## Start

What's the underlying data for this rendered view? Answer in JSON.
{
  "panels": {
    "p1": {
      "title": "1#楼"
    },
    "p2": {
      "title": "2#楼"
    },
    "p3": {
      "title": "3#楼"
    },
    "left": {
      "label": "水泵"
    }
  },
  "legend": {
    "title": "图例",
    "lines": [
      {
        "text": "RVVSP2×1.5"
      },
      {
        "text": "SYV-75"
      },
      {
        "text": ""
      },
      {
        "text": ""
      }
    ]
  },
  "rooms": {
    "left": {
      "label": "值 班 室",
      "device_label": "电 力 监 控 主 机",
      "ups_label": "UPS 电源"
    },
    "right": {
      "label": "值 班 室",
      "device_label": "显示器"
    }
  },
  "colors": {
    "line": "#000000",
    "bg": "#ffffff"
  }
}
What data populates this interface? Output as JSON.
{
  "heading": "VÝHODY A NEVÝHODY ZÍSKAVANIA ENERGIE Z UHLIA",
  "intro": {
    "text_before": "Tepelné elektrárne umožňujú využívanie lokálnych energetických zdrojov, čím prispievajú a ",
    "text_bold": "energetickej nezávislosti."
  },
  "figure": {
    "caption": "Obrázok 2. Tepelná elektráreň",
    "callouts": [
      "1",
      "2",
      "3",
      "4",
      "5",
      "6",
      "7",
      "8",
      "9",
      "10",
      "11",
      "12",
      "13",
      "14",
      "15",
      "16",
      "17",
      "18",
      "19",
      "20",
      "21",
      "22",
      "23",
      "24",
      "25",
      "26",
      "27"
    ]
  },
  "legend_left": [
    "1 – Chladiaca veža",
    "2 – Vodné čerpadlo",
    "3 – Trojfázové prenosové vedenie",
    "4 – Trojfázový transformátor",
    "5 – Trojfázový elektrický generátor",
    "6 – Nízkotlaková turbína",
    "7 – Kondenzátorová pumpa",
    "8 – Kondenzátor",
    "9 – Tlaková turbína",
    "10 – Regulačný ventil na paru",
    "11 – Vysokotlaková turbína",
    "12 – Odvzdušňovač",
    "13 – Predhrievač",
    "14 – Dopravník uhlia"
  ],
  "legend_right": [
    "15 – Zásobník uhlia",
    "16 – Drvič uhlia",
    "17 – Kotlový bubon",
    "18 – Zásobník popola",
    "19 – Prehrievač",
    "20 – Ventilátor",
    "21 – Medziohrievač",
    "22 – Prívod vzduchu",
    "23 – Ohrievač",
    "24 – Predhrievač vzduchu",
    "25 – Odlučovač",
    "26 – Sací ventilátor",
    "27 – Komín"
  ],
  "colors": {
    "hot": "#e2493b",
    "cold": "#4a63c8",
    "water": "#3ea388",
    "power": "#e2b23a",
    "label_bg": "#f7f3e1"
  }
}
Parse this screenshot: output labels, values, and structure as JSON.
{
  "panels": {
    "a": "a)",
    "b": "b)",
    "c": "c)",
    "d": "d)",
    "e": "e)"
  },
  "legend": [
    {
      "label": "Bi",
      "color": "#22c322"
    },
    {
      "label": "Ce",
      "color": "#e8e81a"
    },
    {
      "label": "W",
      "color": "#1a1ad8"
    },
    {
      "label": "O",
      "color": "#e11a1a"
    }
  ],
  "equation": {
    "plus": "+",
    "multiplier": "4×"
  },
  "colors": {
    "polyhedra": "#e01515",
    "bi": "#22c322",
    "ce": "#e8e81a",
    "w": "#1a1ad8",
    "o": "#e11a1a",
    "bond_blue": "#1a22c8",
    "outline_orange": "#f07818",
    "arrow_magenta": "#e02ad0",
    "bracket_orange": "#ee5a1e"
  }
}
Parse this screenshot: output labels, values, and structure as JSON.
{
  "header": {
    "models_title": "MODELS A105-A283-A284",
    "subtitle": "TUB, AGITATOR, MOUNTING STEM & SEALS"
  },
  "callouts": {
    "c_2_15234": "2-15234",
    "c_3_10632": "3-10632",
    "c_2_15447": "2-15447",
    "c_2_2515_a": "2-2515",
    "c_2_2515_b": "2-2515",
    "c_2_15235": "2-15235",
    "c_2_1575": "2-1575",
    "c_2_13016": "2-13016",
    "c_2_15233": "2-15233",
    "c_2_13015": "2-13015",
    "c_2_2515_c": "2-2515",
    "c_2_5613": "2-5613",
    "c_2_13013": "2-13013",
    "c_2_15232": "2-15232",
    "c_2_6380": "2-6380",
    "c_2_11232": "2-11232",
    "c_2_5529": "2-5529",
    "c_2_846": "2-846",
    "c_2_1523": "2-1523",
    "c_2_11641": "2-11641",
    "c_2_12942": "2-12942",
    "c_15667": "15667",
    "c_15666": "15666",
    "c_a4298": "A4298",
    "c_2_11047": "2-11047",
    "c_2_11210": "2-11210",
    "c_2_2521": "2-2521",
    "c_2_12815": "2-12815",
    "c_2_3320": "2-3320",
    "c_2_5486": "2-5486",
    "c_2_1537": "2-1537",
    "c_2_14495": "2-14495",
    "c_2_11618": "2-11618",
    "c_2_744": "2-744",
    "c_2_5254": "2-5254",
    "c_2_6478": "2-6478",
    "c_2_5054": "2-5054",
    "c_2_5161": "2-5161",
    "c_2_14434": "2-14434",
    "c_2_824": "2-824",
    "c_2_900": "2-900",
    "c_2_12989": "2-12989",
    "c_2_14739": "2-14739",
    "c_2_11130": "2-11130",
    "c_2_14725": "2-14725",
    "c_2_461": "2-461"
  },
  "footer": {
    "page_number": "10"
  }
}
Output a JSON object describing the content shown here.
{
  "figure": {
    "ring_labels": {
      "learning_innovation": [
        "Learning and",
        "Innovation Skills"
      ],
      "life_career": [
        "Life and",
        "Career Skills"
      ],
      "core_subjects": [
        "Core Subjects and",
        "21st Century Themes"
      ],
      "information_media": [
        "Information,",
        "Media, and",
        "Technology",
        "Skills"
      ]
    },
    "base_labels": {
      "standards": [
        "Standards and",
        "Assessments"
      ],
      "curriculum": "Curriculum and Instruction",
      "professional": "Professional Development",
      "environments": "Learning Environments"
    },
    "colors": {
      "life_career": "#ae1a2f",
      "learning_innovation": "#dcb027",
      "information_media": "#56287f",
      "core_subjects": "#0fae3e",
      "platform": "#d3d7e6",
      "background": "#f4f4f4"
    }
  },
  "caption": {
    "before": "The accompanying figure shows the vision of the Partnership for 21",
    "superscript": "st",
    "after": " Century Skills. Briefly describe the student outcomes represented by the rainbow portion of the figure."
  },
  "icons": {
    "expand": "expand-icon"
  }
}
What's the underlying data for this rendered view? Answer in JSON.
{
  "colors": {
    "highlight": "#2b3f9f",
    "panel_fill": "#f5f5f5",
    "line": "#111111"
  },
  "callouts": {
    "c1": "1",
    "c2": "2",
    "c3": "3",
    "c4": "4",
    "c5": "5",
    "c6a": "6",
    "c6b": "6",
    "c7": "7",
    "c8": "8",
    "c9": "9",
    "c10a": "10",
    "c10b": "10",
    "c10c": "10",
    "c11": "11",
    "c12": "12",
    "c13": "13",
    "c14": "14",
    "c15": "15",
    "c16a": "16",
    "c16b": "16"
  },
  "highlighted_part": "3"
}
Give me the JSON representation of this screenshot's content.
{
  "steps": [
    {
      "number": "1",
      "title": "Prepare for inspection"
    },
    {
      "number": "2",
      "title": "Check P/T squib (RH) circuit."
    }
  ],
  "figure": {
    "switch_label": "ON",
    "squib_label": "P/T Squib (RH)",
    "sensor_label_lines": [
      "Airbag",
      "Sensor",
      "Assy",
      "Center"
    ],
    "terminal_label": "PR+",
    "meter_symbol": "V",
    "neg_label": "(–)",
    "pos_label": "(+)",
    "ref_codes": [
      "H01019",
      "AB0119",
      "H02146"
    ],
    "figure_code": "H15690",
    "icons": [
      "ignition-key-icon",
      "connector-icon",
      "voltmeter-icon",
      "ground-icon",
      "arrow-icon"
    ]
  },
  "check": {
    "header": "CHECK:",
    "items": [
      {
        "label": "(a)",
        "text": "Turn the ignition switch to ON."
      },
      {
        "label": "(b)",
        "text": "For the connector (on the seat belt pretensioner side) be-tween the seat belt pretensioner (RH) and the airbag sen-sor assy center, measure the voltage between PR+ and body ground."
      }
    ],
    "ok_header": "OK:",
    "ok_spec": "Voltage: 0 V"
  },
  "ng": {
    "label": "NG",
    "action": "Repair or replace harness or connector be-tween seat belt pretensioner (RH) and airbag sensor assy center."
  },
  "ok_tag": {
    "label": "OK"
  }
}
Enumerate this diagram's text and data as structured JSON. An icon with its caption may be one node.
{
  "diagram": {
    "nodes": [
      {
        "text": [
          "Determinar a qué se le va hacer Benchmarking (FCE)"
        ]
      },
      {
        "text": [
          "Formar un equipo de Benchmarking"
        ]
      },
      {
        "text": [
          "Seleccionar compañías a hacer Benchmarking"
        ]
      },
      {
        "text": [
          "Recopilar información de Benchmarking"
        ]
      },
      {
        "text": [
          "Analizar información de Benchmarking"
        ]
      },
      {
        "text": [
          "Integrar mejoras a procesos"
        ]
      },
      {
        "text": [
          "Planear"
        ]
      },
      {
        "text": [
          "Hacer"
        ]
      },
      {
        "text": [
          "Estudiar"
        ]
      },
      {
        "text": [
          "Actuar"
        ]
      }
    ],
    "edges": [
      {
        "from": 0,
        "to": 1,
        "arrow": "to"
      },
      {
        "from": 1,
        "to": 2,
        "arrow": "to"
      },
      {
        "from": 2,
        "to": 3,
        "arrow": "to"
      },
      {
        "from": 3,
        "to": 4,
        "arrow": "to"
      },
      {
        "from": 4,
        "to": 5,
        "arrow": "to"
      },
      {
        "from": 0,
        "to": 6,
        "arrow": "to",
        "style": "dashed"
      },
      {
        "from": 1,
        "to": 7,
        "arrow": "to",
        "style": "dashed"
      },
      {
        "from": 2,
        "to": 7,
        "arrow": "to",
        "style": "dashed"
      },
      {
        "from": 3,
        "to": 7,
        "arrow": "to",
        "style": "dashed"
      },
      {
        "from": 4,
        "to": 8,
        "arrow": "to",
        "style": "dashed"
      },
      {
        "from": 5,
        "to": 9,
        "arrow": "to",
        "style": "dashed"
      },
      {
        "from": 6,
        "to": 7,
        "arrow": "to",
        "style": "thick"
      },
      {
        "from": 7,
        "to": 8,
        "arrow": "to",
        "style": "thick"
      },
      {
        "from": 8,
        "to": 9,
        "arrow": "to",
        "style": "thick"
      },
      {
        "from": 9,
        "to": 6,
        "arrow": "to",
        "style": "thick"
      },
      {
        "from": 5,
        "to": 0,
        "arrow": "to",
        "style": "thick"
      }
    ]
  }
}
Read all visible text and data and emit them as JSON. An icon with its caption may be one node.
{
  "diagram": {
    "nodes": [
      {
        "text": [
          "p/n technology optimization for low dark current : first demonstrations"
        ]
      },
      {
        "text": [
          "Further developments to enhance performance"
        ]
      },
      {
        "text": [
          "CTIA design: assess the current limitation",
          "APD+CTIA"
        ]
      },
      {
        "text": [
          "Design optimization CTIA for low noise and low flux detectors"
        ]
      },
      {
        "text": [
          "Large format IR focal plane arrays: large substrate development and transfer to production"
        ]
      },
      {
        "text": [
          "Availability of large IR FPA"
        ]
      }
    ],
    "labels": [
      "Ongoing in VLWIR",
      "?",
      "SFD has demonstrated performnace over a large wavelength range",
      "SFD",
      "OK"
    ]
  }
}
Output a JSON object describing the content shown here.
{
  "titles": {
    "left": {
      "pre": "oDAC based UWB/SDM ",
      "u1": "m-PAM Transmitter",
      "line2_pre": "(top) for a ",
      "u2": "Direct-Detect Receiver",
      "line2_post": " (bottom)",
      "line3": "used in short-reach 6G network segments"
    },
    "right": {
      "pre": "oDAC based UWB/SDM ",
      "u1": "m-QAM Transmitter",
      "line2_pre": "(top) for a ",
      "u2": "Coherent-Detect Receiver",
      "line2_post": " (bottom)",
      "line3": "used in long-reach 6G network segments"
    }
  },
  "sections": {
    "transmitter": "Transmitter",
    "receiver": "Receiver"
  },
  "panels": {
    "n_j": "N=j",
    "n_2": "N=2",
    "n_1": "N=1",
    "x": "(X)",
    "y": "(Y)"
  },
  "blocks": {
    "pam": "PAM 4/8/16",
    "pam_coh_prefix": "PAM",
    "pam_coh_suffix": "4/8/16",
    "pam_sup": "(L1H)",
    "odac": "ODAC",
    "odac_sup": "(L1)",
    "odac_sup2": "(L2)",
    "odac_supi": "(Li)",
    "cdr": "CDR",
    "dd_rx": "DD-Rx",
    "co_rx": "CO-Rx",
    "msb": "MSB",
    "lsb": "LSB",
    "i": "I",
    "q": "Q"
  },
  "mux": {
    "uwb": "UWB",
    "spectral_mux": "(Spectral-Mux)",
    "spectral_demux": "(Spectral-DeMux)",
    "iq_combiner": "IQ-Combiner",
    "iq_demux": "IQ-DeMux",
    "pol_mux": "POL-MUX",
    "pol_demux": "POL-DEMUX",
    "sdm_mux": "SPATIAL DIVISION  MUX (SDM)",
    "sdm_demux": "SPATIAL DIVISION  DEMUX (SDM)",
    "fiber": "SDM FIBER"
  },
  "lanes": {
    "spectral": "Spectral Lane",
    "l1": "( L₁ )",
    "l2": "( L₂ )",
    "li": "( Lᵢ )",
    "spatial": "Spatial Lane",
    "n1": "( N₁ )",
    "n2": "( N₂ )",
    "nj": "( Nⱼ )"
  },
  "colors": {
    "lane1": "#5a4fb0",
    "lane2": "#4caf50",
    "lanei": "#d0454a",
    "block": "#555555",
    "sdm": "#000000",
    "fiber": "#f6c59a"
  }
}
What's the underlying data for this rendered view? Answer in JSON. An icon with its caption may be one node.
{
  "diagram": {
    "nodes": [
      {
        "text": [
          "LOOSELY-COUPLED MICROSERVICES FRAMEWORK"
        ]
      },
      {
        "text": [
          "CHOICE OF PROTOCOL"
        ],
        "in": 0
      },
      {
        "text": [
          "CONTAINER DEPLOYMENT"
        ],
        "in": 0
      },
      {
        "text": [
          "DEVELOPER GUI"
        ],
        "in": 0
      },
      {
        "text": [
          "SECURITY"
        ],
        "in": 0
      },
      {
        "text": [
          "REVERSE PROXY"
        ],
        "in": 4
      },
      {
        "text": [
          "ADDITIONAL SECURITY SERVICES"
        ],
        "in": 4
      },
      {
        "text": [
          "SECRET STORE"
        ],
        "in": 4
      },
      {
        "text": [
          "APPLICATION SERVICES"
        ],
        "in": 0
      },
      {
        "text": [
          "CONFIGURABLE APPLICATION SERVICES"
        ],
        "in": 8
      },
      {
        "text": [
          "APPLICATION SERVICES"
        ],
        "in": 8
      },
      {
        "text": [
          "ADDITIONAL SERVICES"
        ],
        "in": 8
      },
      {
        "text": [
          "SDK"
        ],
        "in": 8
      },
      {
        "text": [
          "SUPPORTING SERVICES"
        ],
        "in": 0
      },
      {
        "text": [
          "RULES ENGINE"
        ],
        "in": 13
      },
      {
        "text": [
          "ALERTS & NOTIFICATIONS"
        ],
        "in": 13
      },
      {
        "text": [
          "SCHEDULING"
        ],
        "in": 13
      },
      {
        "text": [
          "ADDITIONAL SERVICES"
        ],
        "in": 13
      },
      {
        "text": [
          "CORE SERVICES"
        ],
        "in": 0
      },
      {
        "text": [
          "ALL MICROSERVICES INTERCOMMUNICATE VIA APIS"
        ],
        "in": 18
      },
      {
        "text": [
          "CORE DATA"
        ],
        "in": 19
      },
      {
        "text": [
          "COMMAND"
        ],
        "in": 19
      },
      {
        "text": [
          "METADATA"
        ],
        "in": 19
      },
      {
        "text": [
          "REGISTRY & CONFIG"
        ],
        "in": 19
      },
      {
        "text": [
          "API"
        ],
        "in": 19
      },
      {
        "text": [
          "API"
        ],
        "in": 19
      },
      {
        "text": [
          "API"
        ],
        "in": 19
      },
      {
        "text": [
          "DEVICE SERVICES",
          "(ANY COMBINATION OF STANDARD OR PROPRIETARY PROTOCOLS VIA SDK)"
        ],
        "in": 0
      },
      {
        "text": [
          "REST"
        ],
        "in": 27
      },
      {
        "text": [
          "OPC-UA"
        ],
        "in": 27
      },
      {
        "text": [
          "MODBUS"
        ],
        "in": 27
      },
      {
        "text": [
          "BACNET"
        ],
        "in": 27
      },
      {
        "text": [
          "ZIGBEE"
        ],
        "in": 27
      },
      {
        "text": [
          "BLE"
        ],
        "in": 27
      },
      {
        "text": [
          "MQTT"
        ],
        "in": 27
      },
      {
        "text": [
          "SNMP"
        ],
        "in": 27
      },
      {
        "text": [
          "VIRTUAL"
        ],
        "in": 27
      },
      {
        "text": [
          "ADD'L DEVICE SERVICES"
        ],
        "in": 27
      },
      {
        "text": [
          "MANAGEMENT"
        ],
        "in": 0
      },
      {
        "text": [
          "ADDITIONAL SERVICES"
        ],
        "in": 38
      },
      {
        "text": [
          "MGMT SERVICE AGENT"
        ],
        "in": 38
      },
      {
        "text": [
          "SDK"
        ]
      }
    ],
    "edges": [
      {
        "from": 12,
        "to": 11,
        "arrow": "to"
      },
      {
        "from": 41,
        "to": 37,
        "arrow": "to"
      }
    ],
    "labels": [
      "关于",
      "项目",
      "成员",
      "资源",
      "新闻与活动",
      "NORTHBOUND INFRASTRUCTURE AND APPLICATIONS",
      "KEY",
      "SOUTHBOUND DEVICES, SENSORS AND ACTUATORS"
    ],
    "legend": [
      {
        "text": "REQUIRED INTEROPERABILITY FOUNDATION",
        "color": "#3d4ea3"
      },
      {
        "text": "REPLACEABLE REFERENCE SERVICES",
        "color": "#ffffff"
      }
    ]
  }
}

## End

Short problem: Among the lines of the data, identify those with the word "used". Copy each of them.

Worked answer:
      "line3": "used in short-reach 6G network segments"
      "line3": "used in long-reach 6G network segments"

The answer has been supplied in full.